== Data extract ==

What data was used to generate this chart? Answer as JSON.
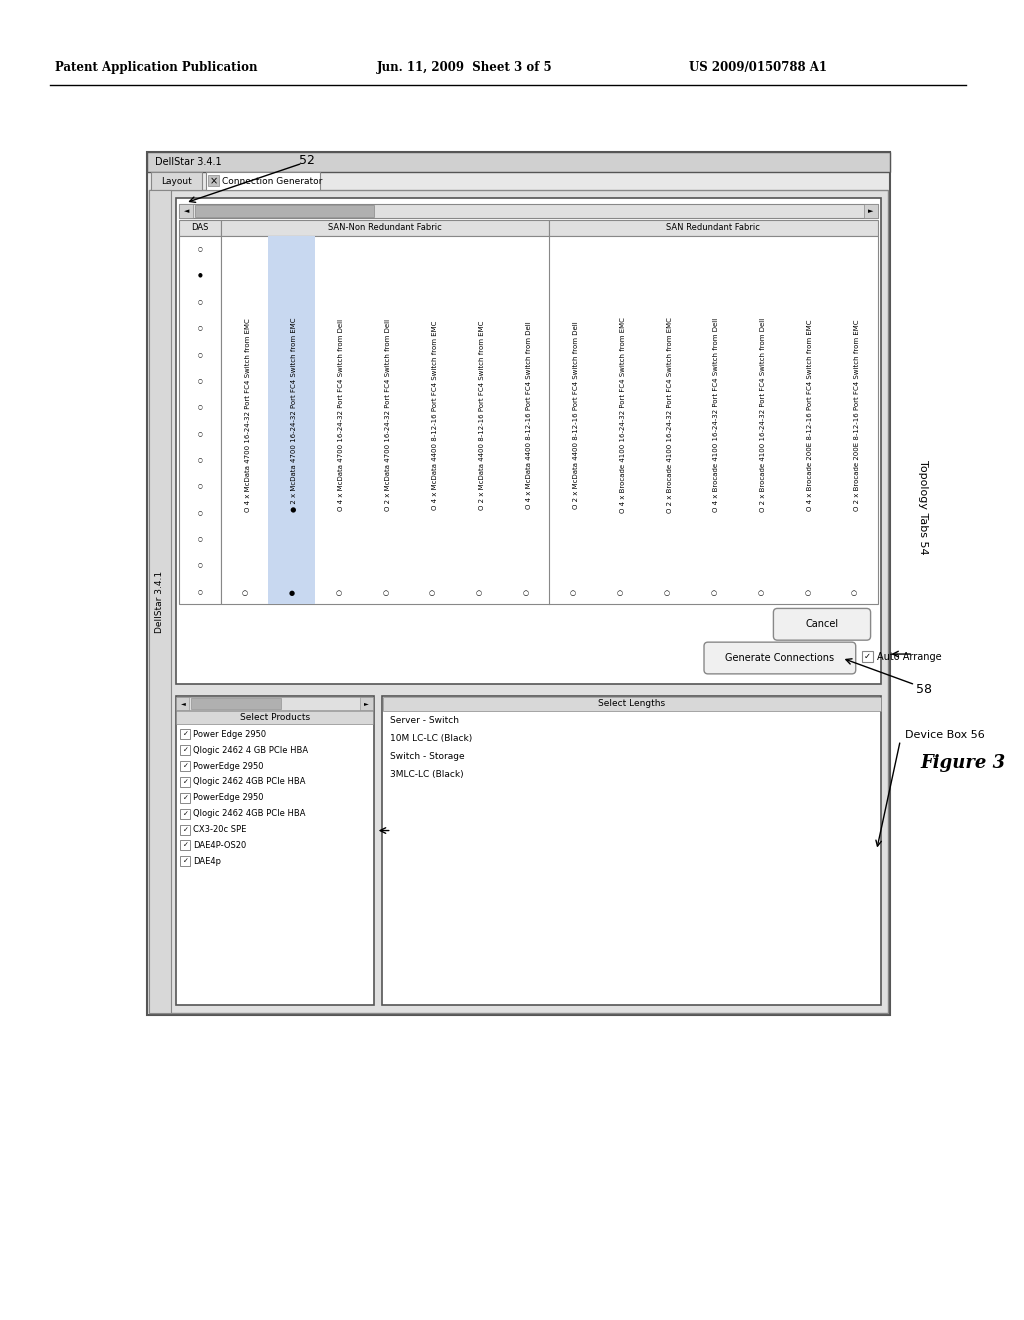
{
  "bg_color": "#ffffff",
  "header_left": "Patent Application Publication",
  "header_center": "Jun. 11, 2009  Sheet 3 of 5",
  "header_right": "US 2009/0150788 A1",
  "figure_label": "Figure 3",
  "label_52": "52",
  "label_54": "Topology Tabs 54",
  "label_56": "Device Box 56",
  "label_58": "58",
  "app_title": "DellStar 3.4.1",
  "tab_layout": "Layout",
  "tab_connection": "Connection Generator",
  "list_items": [
    "O 4 x McData 4700 16-24-32 Port FC4 Switch from EMC",
    "● 2 x McData 4700 16-24-32 Port FC4 Switch from EMC",
    "O 4 x McData 4700 16-24-32 Port FC4 Switch from Dell",
    "O 2 x McData 4700 16-24-32 Port FC4 Switch from Dell",
    "O 4 x McData 4400 8-12-16 Port FC4 Switch from EMC",
    "O 2 x McData 4400 8-12-16 Port FC4 Switch from EMC",
    "O 4 x McData 4400 8-12-16 Port FC4 Switch from Dell",
    "O 2 x McData 4400 8-12-16 Port FC4 Switch from Dell",
    "O 4 x Brocade 4100 16-24-32 Port FC4 Switch from EMC",
    "O 2 x Brocade 4100 16-24-32 Port FC4 Switch from EMC",
    "O 4 x Brocade 4100 16-24-32 Port FC4 Switch from Dell",
    "O 2 x Brocade 4100 16-24-32 Port FC4 Switch from Dell",
    "O 4 x Brocade 200E 8-12-16 Port FC4 Switch from EMC",
    "O 2 x Brocade 200E 8-12-16 Port FC4 Switch from EMC"
  ],
  "col_headers": [
    "DAS",
    "SAN-Non Redundant Fabric",
    "SAN Redundant Fabric"
  ],
  "select_products": [
    "Power Edge 2950",
    "Qlogic 2462 4 GB PCIe HBA",
    "PowerEdge 2950",
    "Qlogic 2462 4GB PCIe HBA",
    "PowerEdge 2950",
    "Qlogic 2462 4GB PCIe HBA",
    "CX3-20c SPE",
    "DAE4P-OS20",
    "DAE4p"
  ],
  "select_lengths_header": "Select Lengths",
  "length_items": [
    "Server - Switch",
    "10M LC-LC (Black)",
    "Switch - Storage",
    "3MLC-LC (Black)"
  ],
  "btn_cancel": "Cancel",
  "btn_generate": "Generate Connections",
  "chk_auto": "Auto Arrange"
}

===

Aim of the task —
Copy each line holding the word "Brocade" from the listing above.

Answer to the problem —
    "O 4 x Brocade 4100 16-24-32 Port FC4 Switch from EMC",
    "O 2 x Brocade 4100 16-24-32 Port FC4 Switch from EMC",
    "O 4 x Brocade 4100 16-24-32 Port FC4 Switch from Dell",
    "O 2 x Brocade 4100 16-24-32 Port FC4 Switch from Dell",
    "O 4 x Brocade 200E 8-12-16 Port FC4 Switch from EMC",
    "O 2 x Brocade 200E 8-12-16 Port FC4 Switch from EMC"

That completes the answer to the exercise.